Scan the records and identify every line in which the string "placement" occurs, then return those lines.

(Data tied to figure images)
========

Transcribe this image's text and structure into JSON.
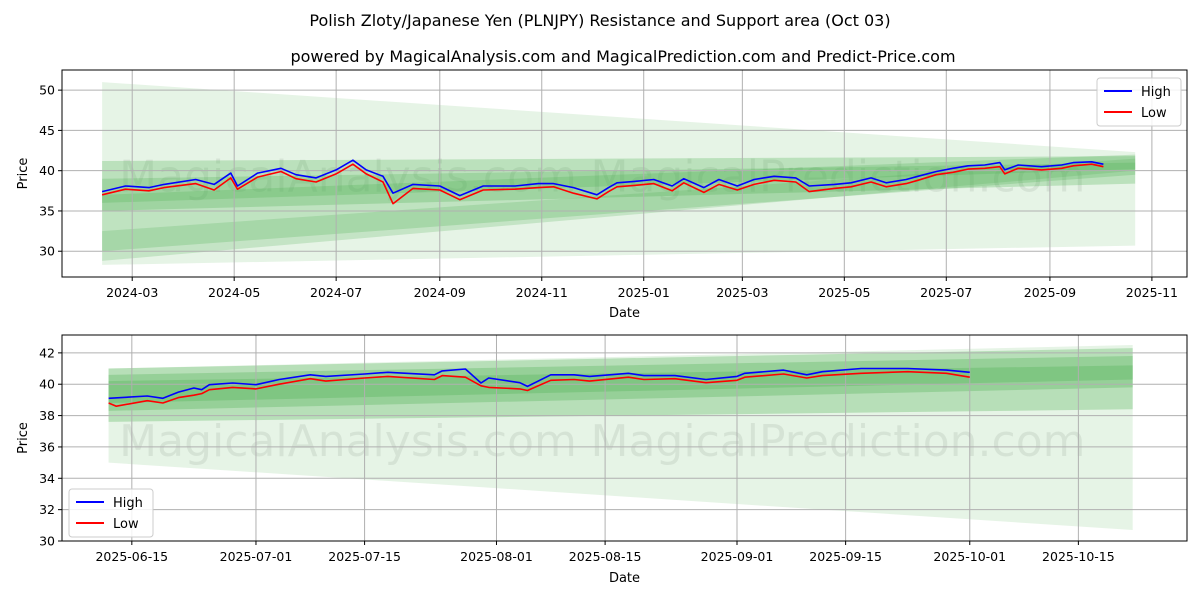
{
  "title": "Polish Zloty/Japanese Yen (PLNJPY) Resistance and Support area (Oct 03)",
  "subtitle": "powered by MagicalAnalysis.com and MagicalPrediction.com and Predict-Price.com",
  "colors": {
    "high": "#0000ff",
    "low": "#ff0000",
    "band": "#4caf50",
    "grid": "#b0b0b0"
  },
  "chart_data": [
    {
      "type": "line",
      "xlabel": "Date",
      "ylabel": "Price",
      "ylim": [
        26.8,
        52.5
      ],
      "xlim": [
        "2024-01-19",
        "2025-11-22"
      ],
      "yticks": [
        30,
        35,
        40,
        45,
        50
      ],
      "xticks": [
        "2024-03",
        "2024-05",
        "2024-07",
        "2024-09",
        "2024-11",
        "2025-01",
        "2025-03",
        "2025-05",
        "2025-07",
        "2025-09",
        "2025-11"
      ],
      "grid": true,
      "legend": {
        "placement": "top-right",
        "entries": [
          "High",
          "Low"
        ]
      },
      "watermarks": [
        "MagicalAnalysis.com",
        "MagicalPrediction.com"
      ],
      "series": [
        {
          "name": "High",
          "x": [
            "2024-02-12",
            "2024-02-26",
            "2024-03-11",
            "2024-03-20",
            "2024-04-08",
            "2024-04-19",
            "2024-04-29",
            "2024-05-03",
            "2024-05-15",
            "2024-05-29",
            "2024-06-07",
            "2024-06-19",
            "2024-07-01",
            "2024-07-11",
            "2024-07-19",
            "2024-07-29",
            "2024-08-04",
            "2024-08-16",
            "2024-09-01",
            "2024-09-13",
            "2024-09-27",
            "2024-10-16",
            "2024-10-30",
            "2024-11-08",
            "2024-11-20",
            "2024-12-04",
            "2024-12-11",
            "2024-12-16",
            "2024-12-28",
            "2025-01-07",
            "2025-01-18",
            "2025-01-25",
            "2025-02-06",
            "2025-02-15",
            "2025-02-26",
            "2025-03-08",
            "2025-03-20",
            "2025-04-02",
            "2025-04-10",
            "2025-04-25",
            "2025-05-05",
            "2025-05-17",
            "2025-05-26",
            "2025-06-07",
            "2025-06-14",
            "2025-06-25",
            "2025-07-05",
            "2025-07-14",
            "2025-07-24",
            "2025-08-02",
            "2025-08-05",
            "2025-08-13",
            "2025-08-27",
            "2025-09-08",
            "2025-09-15",
            "2025-09-26",
            "2025-10-03"
          ],
          "values": [
            37.4,
            38.1,
            37.9,
            38.3,
            38.9,
            38.3,
            39.7,
            38.1,
            39.7,
            40.3,
            39.5,
            39.1,
            40.1,
            41.3,
            40.1,
            39.3,
            37.2,
            38.3,
            38.1,
            36.9,
            38.1,
            38.1,
            38.4,
            38.4,
            37.9,
            37.0,
            37.9,
            38.5,
            38.7,
            38.9,
            38.1,
            39.0,
            37.9,
            38.9,
            38.1,
            38.9,
            39.3,
            39.1,
            38.1,
            38.3,
            38.5,
            39.1,
            38.5,
            38.9,
            39.3,
            39.9,
            40.3,
            40.6,
            40.7,
            41.0,
            40.1,
            40.7,
            40.5,
            40.7,
            41.0,
            41.1,
            40.8
          ]
        },
        {
          "name": "Low",
          "x": [
            "2024-02-12",
            "2024-02-26",
            "2024-03-11",
            "2024-03-20",
            "2024-04-08",
            "2024-04-19",
            "2024-04-29",
            "2024-05-03",
            "2024-05-15",
            "2024-05-29",
            "2024-06-07",
            "2024-06-19",
            "2024-07-01",
            "2024-07-11",
            "2024-07-19",
            "2024-07-29",
            "2024-08-04",
            "2024-08-16",
            "2024-09-01",
            "2024-09-13",
            "2024-09-27",
            "2024-10-16",
            "2024-10-30",
            "2024-11-08",
            "2024-11-20",
            "2024-12-04",
            "2024-12-11",
            "2024-12-16",
            "2024-12-28",
            "2025-01-07",
            "2025-01-18",
            "2025-01-25",
            "2025-02-06",
            "2025-02-15",
            "2025-02-26",
            "2025-03-08",
            "2025-03-20",
            "2025-04-02",
            "2025-04-10",
            "2025-04-25",
            "2025-05-05",
            "2025-05-17",
            "2025-05-26",
            "2025-06-07",
            "2025-06-14",
            "2025-06-25",
            "2025-07-05",
            "2025-07-14",
            "2025-07-24",
            "2025-08-02",
            "2025-08-05",
            "2025-08-13",
            "2025-08-27",
            "2025-09-08",
            "2025-09-15",
            "2025-09-26",
            "2025-10-03"
          ],
          "values": [
            37.0,
            37.7,
            37.5,
            37.9,
            38.4,
            37.6,
            39.1,
            37.7,
            39.2,
            39.9,
            39.0,
            38.6,
            39.6,
            40.8,
            39.6,
            38.6,
            35.9,
            37.8,
            37.6,
            36.4,
            37.6,
            37.7,
            37.9,
            38.0,
            37.2,
            36.5,
            37.4,
            38.0,
            38.2,
            38.4,
            37.5,
            38.5,
            37.3,
            38.3,
            37.6,
            38.3,
            38.8,
            38.6,
            37.4,
            37.8,
            38.0,
            38.6,
            38.0,
            38.4,
            38.8,
            39.5,
            39.8,
            40.2,
            40.3,
            40.5,
            39.6,
            40.3,
            40.1,
            40.3,
            40.6,
            40.8,
            40.5
          ]
        }
      ],
      "bands": [
        {
          "x": [
            "2024-02-12",
            "2025-10-22"
          ],
          "start": [
            28.3,
            51.0
          ],
          "end": [
            30.7,
            42.3
          ],
          "alpha": 0.14
        },
        {
          "x": [
            "2024-02-12",
            "2025-10-22"
          ],
          "start": [
            35.0,
            41.2
          ],
          "end": [
            38.4,
            41.8
          ],
          "alpha": 0.28
        },
        {
          "x": [
            "2024-02-12",
            "2025-10-22"
          ],
          "start": [
            30.0,
            37.0
          ],
          "end": [
            39.5,
            42.0
          ],
          "alpha": 0.25
        },
        {
          "x": [
            "2024-02-12",
            "2025-10-22"
          ],
          "start": [
            28.8,
            32.5
          ],
          "end": [
            40.0,
            41.5
          ],
          "alpha": 0.22
        },
        {
          "x": [
            "2024-02-12",
            "2025-10-22"
          ],
          "start": [
            36.0,
            39.0
          ],
          "end": [
            40.2,
            41.0
          ],
          "alpha": 0.25
        }
      ]
    },
    {
      "type": "line",
      "xlabel": "Date",
      "ylabel": "Price",
      "ylim": [
        30,
        43.14
      ],
      "xlim": [
        "2025-06-06",
        "2025-10-29"
      ],
      "yticks": [
        30,
        32,
        34,
        36,
        38,
        40,
        42
      ],
      "xticks": [
        "2025-06-15",
        "2025-07-01",
        "2025-07-15",
        "2025-08-01",
        "2025-08-15",
        "2025-09-01",
        "2025-09-15",
        "2025-10-01",
        "2025-10-15"
      ],
      "grid": true,
      "legend": {
        "placement": "bottom-left",
        "entries": [
          "High",
          "Low"
        ]
      },
      "watermarks": [
        "MagicalAnalysis.com",
        "MagicalPrediction.com"
      ],
      "series": [
        {
          "name": "High",
          "x": [
            "2025-06-12",
            "2025-06-17",
            "2025-06-19",
            "2025-06-21",
            "2025-06-23",
            "2025-06-24",
            "2025-06-25",
            "2025-06-28",
            "2025-07-01",
            "2025-07-04",
            "2025-07-08",
            "2025-07-10",
            "2025-07-15",
            "2025-07-18",
            "2025-07-24",
            "2025-07-25",
            "2025-07-28",
            "2025-07-30",
            "2025-07-31",
            "2025-08-04",
            "2025-08-05",
            "2025-08-08",
            "2025-08-11",
            "2025-08-13",
            "2025-08-18",
            "2025-08-20",
            "2025-08-24",
            "2025-08-28",
            "2025-09-01",
            "2025-09-02",
            "2025-09-07",
            "2025-09-10",
            "2025-09-12",
            "2025-09-17",
            "2025-09-23",
            "2025-09-28",
            "2025-10-01"
          ],
          "values": [
            39.1,
            39.25,
            39.1,
            39.5,
            39.76,
            39.65,
            39.97,
            40.08,
            39.97,
            40.3,
            40.6,
            40.5,
            40.65,
            40.76,
            40.6,
            40.85,
            40.97,
            40.08,
            40.4,
            40.1,
            39.86,
            40.6,
            40.6,
            40.5,
            40.7,
            40.55,
            40.55,
            40.3,
            40.5,
            40.7,
            40.9,
            40.6,
            40.8,
            41.0,
            41.0,
            40.9,
            40.76
          ]
        },
        {
          "name": "Low",
          "x": [
            "2025-06-12",
            "2025-06-13",
            "2025-06-17",
            "2025-06-19",
            "2025-06-21",
            "2025-06-23",
            "2025-06-24",
            "2025-06-25",
            "2025-06-28",
            "2025-07-01",
            "2025-07-04",
            "2025-07-08",
            "2025-07-10",
            "2025-07-15",
            "2025-07-18",
            "2025-07-24",
            "2025-07-25",
            "2025-07-28",
            "2025-07-30",
            "2025-07-31",
            "2025-08-04",
            "2025-08-05",
            "2025-08-08",
            "2025-08-11",
            "2025-08-13",
            "2025-08-18",
            "2025-08-20",
            "2025-08-24",
            "2025-08-28",
            "2025-09-01",
            "2025-09-02",
            "2025-09-07",
            "2025-09-10",
            "2025-09-12",
            "2025-09-17",
            "2025-09-23",
            "2025-09-28",
            "2025-10-01"
          ],
          "values": [
            38.8,
            38.6,
            38.95,
            38.8,
            39.15,
            39.3,
            39.4,
            39.65,
            39.8,
            39.7,
            40.0,
            40.35,
            40.2,
            40.4,
            40.5,
            40.3,
            40.55,
            40.45,
            39.9,
            39.8,
            39.7,
            39.6,
            40.25,
            40.3,
            40.2,
            40.45,
            40.3,
            40.35,
            40.1,
            40.25,
            40.45,
            40.65,
            40.4,
            40.55,
            40.7,
            40.8,
            40.7,
            40.45
          ]
        }
      ],
      "bands": [
        {
          "x": [
            "2025-06-12",
            "2025-10-22"
          ],
          "start": [
            35.0,
            41.0
          ],
          "end": [
            30.7,
            42.5
          ],
          "alpha": 0.14
        },
        {
          "x": [
            "2025-06-12",
            "2025-10-22"
          ],
          "start": [
            37.6,
            41.0
          ],
          "end": [
            38.4,
            42.3
          ],
          "alpha": 0.3
        },
        {
          "x": [
            "2025-06-12",
            "2025-10-22"
          ],
          "start": [
            38.3,
            40.6
          ],
          "end": [
            39.8,
            41.8
          ],
          "alpha": 0.3
        },
        {
          "x": [
            "2025-06-12",
            "2025-10-22"
          ],
          "start": [
            38.8,
            40.2
          ],
          "end": [
            40.3,
            41.2
          ],
          "alpha": 0.3
        }
      ]
    }
  ]
}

========

**Solution to this problem**
        "placement": "top-right",
        "placement": "bottom-left",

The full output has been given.